Filter the listing and keep only the lines with the word "resolution".

(Dataset records)
┄┄┄┄┄┄

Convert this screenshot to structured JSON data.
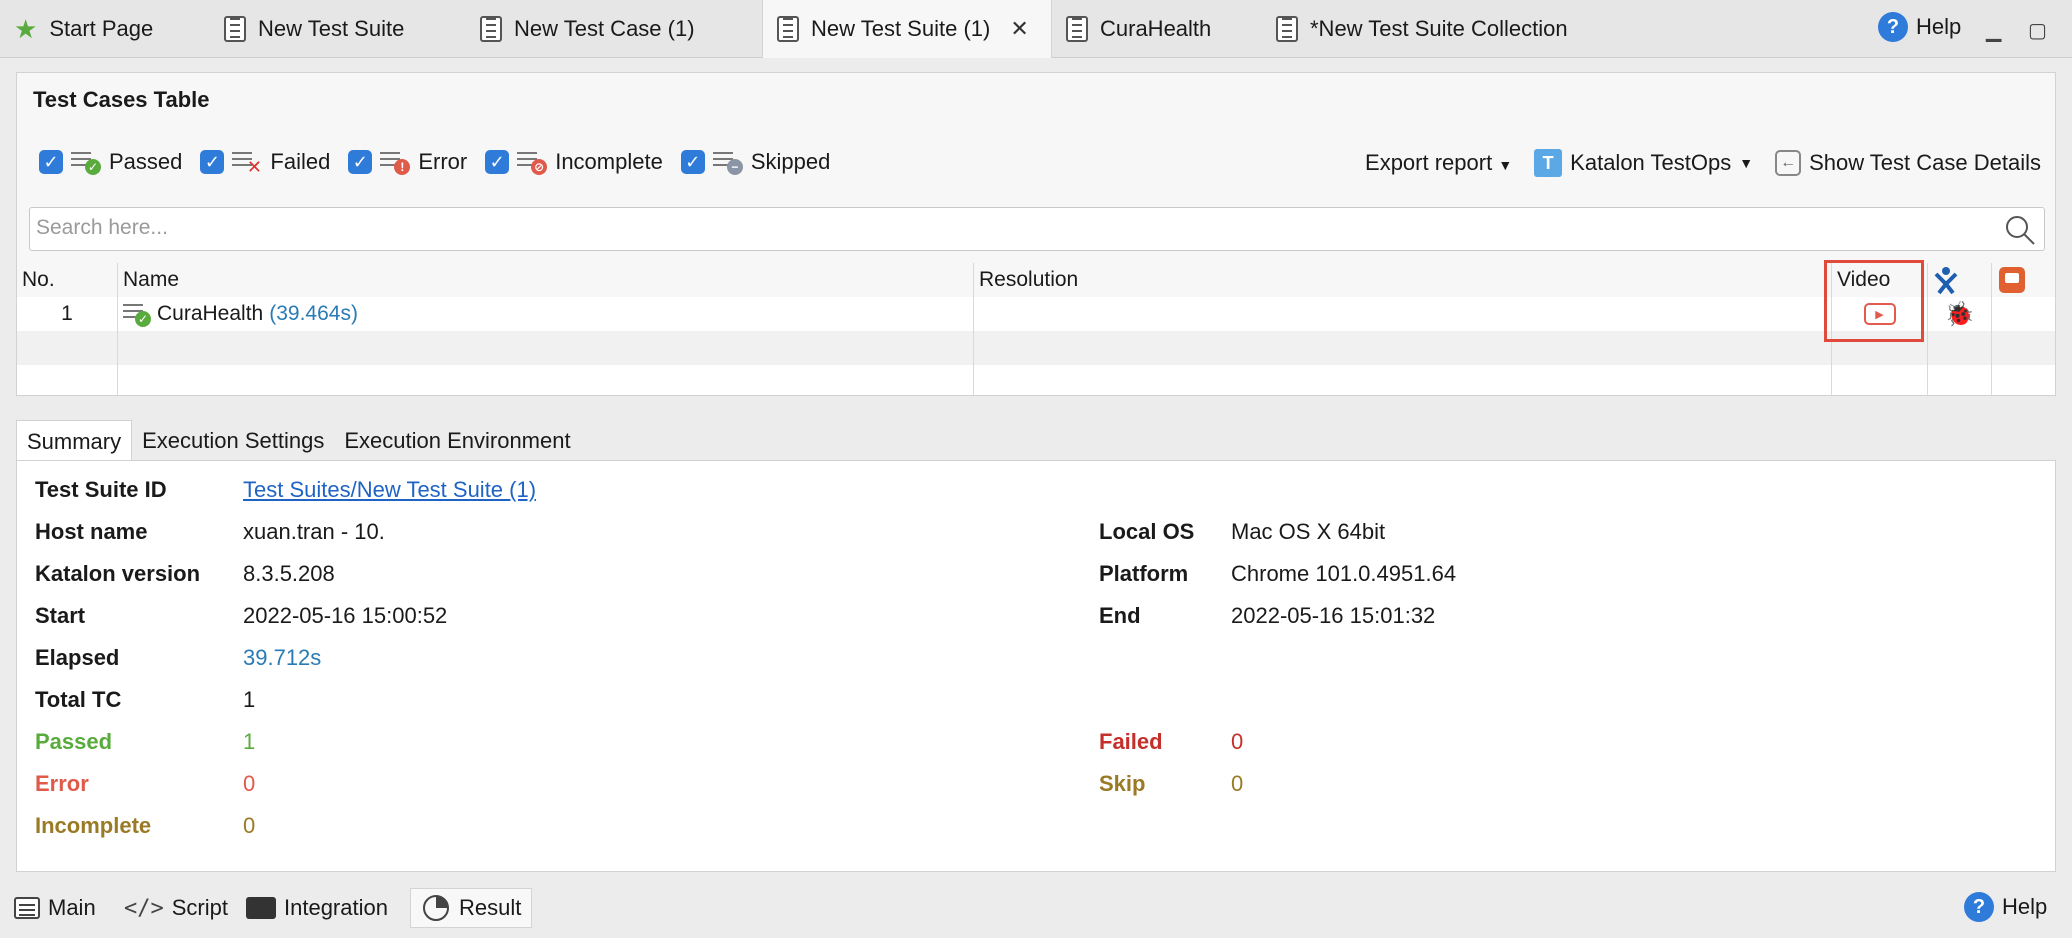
{
  "tabs": [
    {
      "label": "Start Page"
    },
    {
      "label": "New Test Suite"
    },
    {
      "label": "New Test Case (1)"
    },
    {
      "label": "New Test Suite (1)"
    },
    {
      "label": "CuraHealth"
    },
    {
      "label": "*New Test Suite Collection"
    }
  ],
  "help_label": "Help",
  "panel": {
    "title": "Test Cases Table",
    "filters": [
      {
        "label": "Passed",
        "checked": true,
        "badge_color": "#5aab3e"
      },
      {
        "label": "Failed",
        "checked": true,
        "badge_color": "#d9342b"
      },
      {
        "label": "Error",
        "checked": true,
        "badge_color": "#e05a4a"
      },
      {
        "label": "Incomplete",
        "checked": true,
        "badge_color": "#e05a4a"
      },
      {
        "label": "Skipped",
        "checked": true,
        "badge_color": "#8a96a6"
      }
    ],
    "export_label": "Export report",
    "testops_label": "Katalon TestOps",
    "show_details_label": "Show Test Case Details",
    "search_placeholder": "Search here...",
    "columns": {
      "no": "No.",
      "name": "Name",
      "resolution": "Resolution",
      "video": "Video"
    },
    "rows": [
      {
        "no": "1",
        "name": "CuraHealth",
        "duration": "(39.464s)",
        "resolution": ""
      }
    ]
  },
  "subtabs": [
    "Summary",
    "Execution Settings",
    "Execution Environment"
  ],
  "summary": {
    "test_suite_id_label": "Test Suite ID",
    "test_suite_id": "Test Suites/New Test Suite (1)",
    "host_name_label": "Host name",
    "host_name": "xuan.tran - 10.",
    "katalon_version_label": "Katalon version",
    "katalon_version": "8.3.5.208",
    "start_label": "Start",
    "start": "2022-05-16 15:00:52",
    "elapsed_label": "Elapsed",
    "elapsed": "39.712s",
    "total_tc_label": "Total TC",
    "total_tc": "1",
    "passed_label": "Passed",
    "passed": "1",
    "error_label": "Error",
    "error": "0",
    "incomplete_label": "Incomplete",
    "incomplete": "0",
    "local_os_label": "Local OS",
    "local_os": "Mac OS X 64bit",
    "platform_label": "Platform",
    "platform": "Chrome 101.0.4951.64",
    "end_label": "End",
    "end": "2022-05-16 15:01:32",
    "failed_label": "Failed",
    "failed": "0",
    "skip_label": "Skip",
    "skip": "0"
  },
  "bottom_tabs": [
    {
      "label": "Main"
    },
    {
      "label": "Script"
    },
    {
      "label": "Integration"
    },
    {
      "label": "Result"
    }
  ]
}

┄┄┄┄┄┄

Worked answer ▸
      "resolution": "Resolution",
        "resolution": ""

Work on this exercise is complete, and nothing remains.